■ **Exercise instructions**: Pictures are not part of the copy; repeat everything else in the records exactly.
━━━
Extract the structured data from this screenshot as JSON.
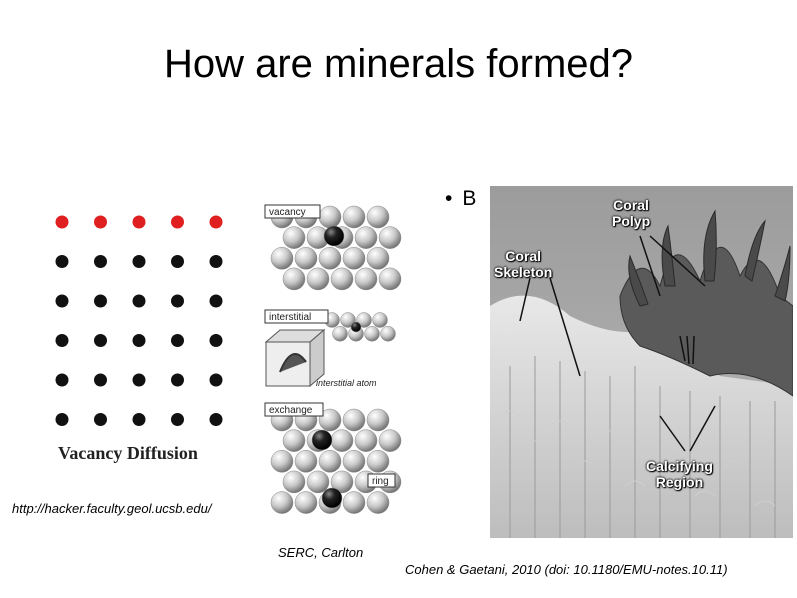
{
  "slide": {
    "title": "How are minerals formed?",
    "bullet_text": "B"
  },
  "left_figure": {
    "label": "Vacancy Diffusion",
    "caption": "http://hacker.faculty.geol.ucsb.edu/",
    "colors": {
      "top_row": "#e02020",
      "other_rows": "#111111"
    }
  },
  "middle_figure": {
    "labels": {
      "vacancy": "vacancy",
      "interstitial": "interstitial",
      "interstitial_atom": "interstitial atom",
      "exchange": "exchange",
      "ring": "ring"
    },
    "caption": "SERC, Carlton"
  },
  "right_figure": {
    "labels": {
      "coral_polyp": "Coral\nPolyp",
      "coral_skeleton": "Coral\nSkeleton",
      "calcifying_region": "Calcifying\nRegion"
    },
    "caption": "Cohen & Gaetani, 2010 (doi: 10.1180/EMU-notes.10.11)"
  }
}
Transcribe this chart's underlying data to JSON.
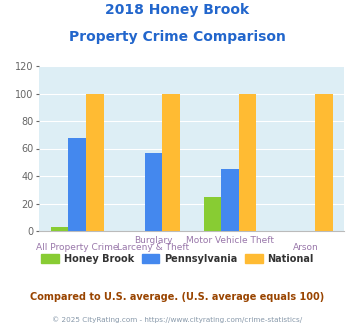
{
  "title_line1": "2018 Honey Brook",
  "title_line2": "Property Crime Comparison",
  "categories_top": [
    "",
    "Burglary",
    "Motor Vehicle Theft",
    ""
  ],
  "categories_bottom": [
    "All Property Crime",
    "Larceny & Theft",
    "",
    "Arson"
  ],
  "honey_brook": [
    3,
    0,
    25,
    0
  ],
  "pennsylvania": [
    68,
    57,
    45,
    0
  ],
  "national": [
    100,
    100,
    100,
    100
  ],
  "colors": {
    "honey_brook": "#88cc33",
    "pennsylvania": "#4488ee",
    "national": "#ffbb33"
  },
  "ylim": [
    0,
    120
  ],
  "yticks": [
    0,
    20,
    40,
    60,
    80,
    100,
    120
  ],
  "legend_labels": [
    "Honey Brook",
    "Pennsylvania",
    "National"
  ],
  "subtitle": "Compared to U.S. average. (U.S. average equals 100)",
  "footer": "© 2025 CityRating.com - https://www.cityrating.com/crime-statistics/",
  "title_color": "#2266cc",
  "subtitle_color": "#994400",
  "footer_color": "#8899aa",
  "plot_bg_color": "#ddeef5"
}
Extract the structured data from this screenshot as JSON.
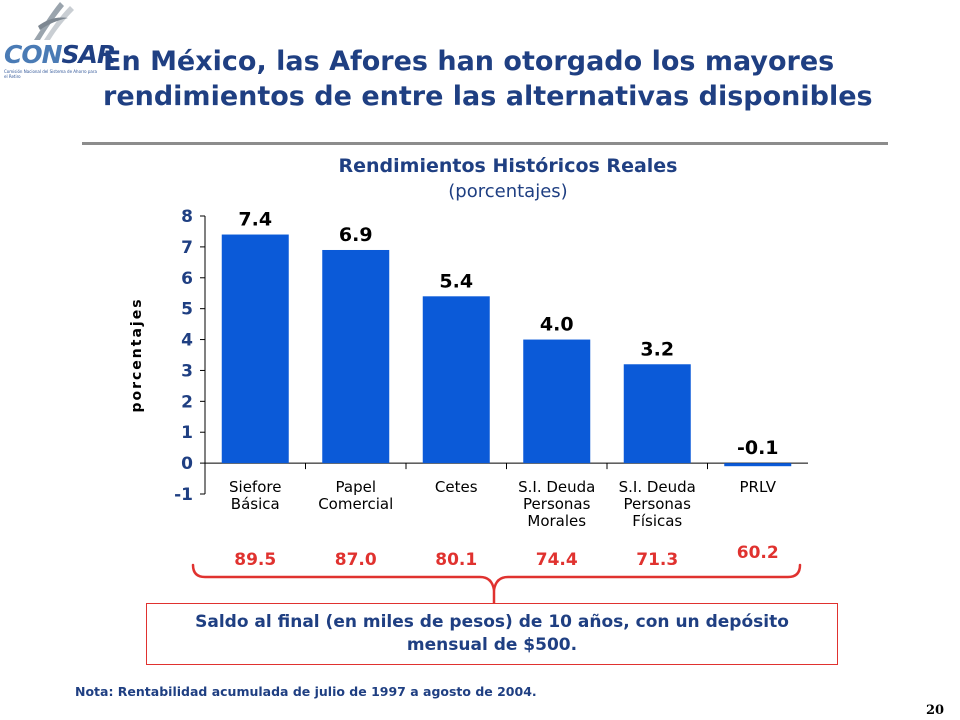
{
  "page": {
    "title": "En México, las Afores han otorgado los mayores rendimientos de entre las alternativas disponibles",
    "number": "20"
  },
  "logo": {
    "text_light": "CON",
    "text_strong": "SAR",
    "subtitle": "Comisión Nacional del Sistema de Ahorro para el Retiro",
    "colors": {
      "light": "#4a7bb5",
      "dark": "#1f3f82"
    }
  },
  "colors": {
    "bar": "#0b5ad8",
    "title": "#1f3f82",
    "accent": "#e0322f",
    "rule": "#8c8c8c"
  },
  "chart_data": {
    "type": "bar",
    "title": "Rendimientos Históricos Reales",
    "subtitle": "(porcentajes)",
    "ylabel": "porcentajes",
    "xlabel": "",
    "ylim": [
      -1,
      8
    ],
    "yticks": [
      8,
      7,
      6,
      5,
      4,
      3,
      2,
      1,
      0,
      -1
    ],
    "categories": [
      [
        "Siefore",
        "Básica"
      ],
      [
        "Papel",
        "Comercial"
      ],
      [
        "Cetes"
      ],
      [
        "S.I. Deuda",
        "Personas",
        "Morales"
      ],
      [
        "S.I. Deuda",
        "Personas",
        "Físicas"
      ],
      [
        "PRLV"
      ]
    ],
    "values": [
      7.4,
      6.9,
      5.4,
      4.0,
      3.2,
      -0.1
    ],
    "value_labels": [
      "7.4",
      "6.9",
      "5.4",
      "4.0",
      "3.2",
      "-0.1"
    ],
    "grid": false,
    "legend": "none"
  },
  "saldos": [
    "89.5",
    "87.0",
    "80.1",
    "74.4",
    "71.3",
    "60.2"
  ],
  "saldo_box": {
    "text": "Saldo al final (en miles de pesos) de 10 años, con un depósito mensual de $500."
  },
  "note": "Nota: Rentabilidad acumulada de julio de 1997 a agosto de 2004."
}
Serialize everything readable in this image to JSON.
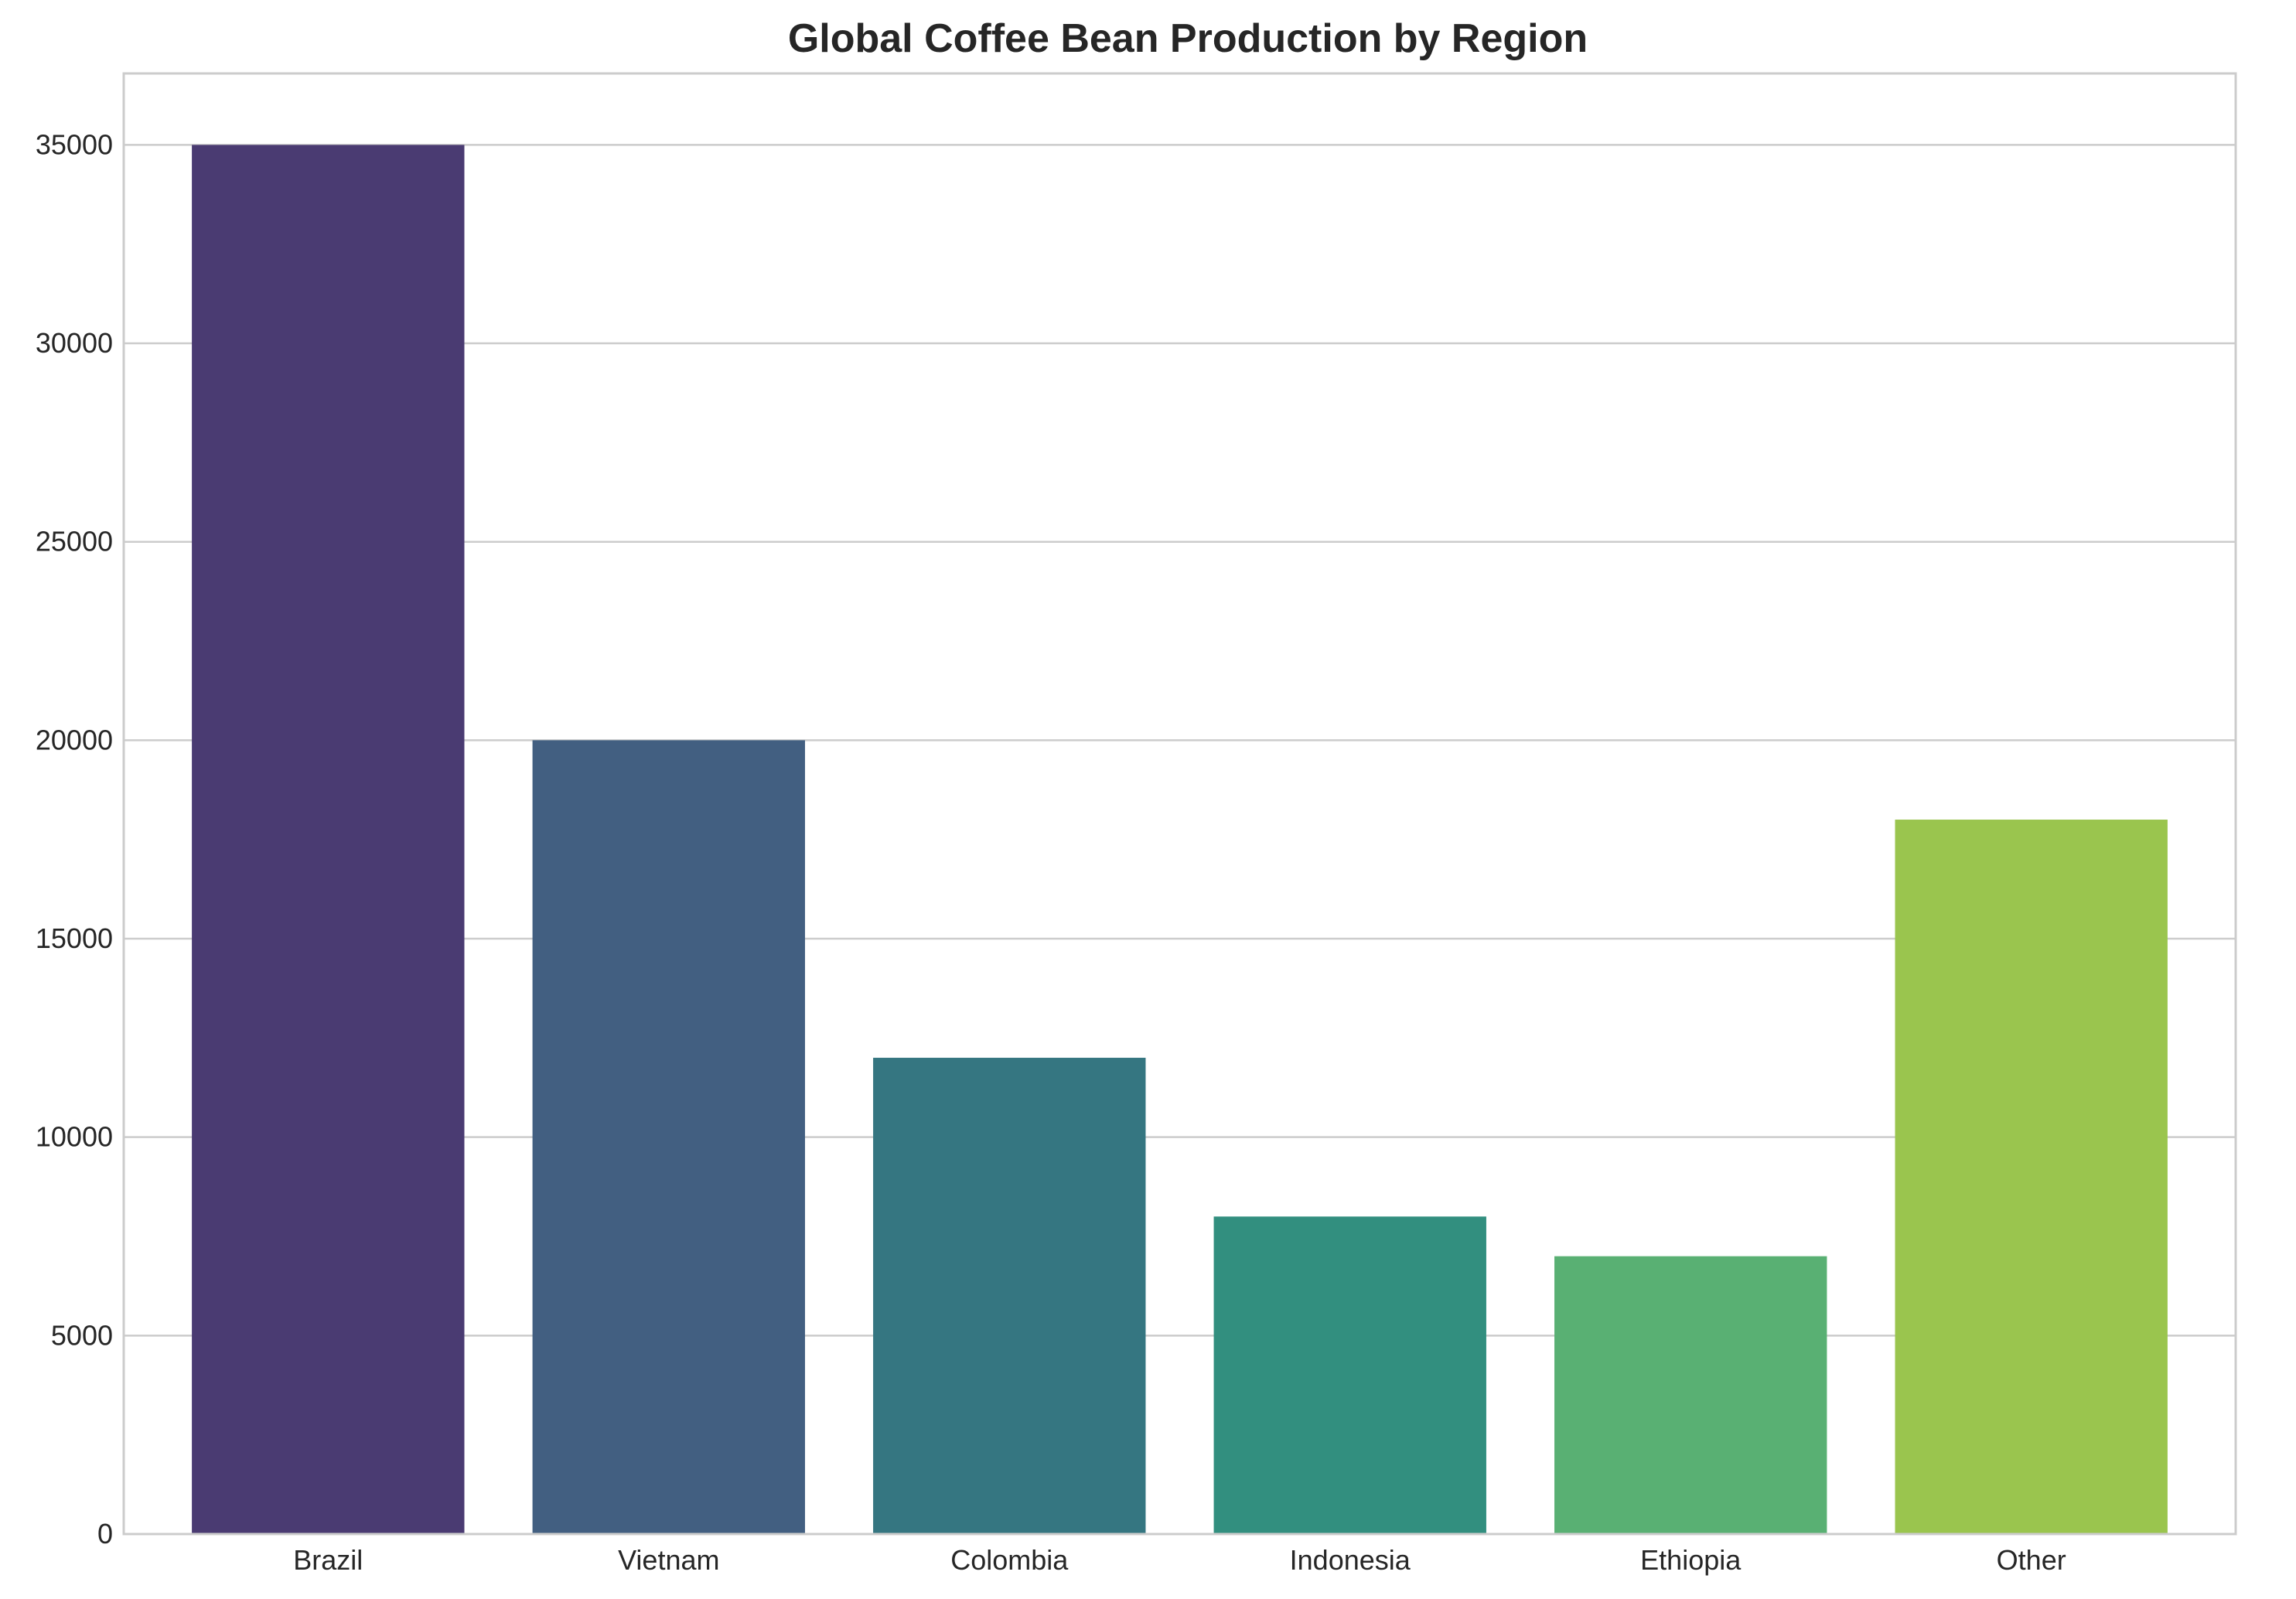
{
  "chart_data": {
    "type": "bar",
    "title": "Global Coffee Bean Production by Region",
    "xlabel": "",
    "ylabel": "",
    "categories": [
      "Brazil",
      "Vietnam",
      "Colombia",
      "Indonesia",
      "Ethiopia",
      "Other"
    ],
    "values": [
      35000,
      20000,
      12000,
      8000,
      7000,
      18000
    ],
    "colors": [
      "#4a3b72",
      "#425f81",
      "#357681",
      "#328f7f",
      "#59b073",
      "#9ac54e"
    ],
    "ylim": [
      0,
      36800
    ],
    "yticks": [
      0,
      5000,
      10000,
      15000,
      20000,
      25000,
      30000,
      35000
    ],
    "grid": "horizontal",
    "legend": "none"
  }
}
━━━
■ **Task answer**:
Extract the structured data from this screenshot as JSON.
{
  "slide": {
    "title": "How are minerals formed?",
    "bullet_text": "B"
  },
  "left_figure": {
    "label": "Vacancy Diffusion",
    "caption": "http://hacker.faculty.geol.ucsb.edu/",
    "colors": {
      "top_row": "#e02020",
      "other_rows": "#111111"
    }
  },
  "middle_figure": {
    "labels": {
      "vacancy": "vacancy",
      "interstitial": "interstitial",
      "interstitial_atom": "interstitial atom",
      "exchange": "exchange",
      "ring": "ring"
    },
    "caption": "SERC, Carlton"
  },
  "right_figure": {
    "labels": {
      "coral_polyp": "Coral\nPolyp",
      "coral_skeleton": "Coral\nSkeleton",
      "calcifying_region": "Calcifying\nRegion"
    },
    "caption": "Cohen & Gaetani, 2010 (doi: 10.1180/EMU-notes.10.11)"
  }
}
Transcribe this chart's underlying data to JSON.
{
  "title_line1": "2018 Honey Brook",
  "title_line2": "Property Crime Comparison",
  "categories_top": [
    "",
    "Burglary",
    "Motor Vehicle Theft",
    ""
  ],
  "categories_bottom": [
    "All Property Crime",
    "Larceny & Theft",
    "",
    "Arson"
  ],
  "honey_brook": [
    3,
    0,
    25,
    0
  ],
  "pennsylvania": [
    68,
    57,
    45,
    0
  ],
  "national": [
    100,
    100,
    100,
    100
  ],
  "colors": {
    "honey_brook": "#88cc33",
    "pennsylvania": "#4488ee",
    "national": "#ffbb33"
  },
  "ylim": [
    0,
    120
  ],
  "yticks": [
    0,
    20,
    40,
    60,
    80,
    100,
    120
  ],
  "legend_labels": [
    "Honey Brook",
    "Pennsylvania",
    "National"
  ],
  "subtitle": "Compared to U.S. average. (U.S. average equals 100)",
  "footer": "© 2025 CityRating.com - https://www.cityrating.com/crime-statistics/",
  "title_color": "#2266cc",
  "subtitle_color": "#994400",
  "footer_color": "#8899aa",
  "plot_bg_color": "#ddeef5"
}
Extract the structured data from this screenshot as JSON.
{
  "page": {
    "title": "En México, las Afores han otorgado los mayores rendimientos de entre las alternativas disponibles",
    "number": "20"
  },
  "logo": {
    "text_light": "CON",
    "text_strong": "SAR",
    "subtitle": "Comisión Nacional del Sistema de Ahorro para el Retiro",
    "colors": {
      "light": "#4a7bb5",
      "dark": "#1f3f82"
    }
  },
  "colors": {
    "bar": "#0b5ad8",
    "title": "#1f3f82",
    "accent": "#e0322f",
    "rule": "#8c8c8c"
  },
  "chart_data": {
    "type": "bar",
    "title": "Rendimientos Históricos Reales",
    "subtitle": "(porcentajes)",
    "ylabel": "porcentajes",
    "xlabel": "",
    "ylim": [
      -1,
      8
    ],
    "yticks": [
      8,
      7,
      6,
      5,
      4,
      3,
      2,
      1,
      0,
      -1
    ],
    "categories": [
      [
        "Siefore",
        "Básica"
      ],
      [
        "Papel",
        "Comercial"
      ],
      [
        "Cetes"
      ],
      [
        "S.I. Deuda",
        "Personas",
        "Morales"
      ],
      [
        "S.I. Deuda",
        "Personas",
        "Físicas"
      ],
      [
        "PRLV"
      ]
    ],
    "values": [
      7.4,
      6.9,
      5.4,
      4.0,
      3.2,
      -0.1
    ],
    "value_labels": [
      "7.4",
      "6.9",
      "5.4",
      "4.0",
      "3.2",
      "-0.1"
    ],
    "grid": false,
    "legend": "none"
  },
  "saldos": [
    "89.5",
    "87.0",
    "80.1",
    "74.4",
    "71.3",
    "60.2"
  ],
  "saldo_box": {
    "text": "Saldo al final (en miles de pesos) de 10 años, con un depósito mensual de $500."
  },
  "note": "Nota: Rentabilidad acumulada de julio de 1997 a agosto de 2004."
}
Serialize everything readable in this image to JSON.
{
  "chart_data": {
    "type": "bar",
    "title": "Global Coffee Bean Production by Region",
    "xlabel": "",
    "ylabel": "",
    "categories": [
      "Brazil",
      "Vietnam",
      "Colombia",
      "Indonesia",
      "Ethiopia",
      "Other"
    ],
    "values": [
      35000,
      20000,
      12000,
      8000,
      7000,
      18000
    ],
    "colors": [
      "#4a3b72",
      "#425f81",
      "#357681",
      "#328f7f",
      "#59b073",
      "#9ac54e"
    ],
    "ylim": [
      0,
      36800
    ],
    "yticks": [
      0,
      5000,
      10000,
      15000,
      20000,
      25000,
      30000,
      35000
    ],
    "grid": "horizontal",
    "legend": "none"
  }
}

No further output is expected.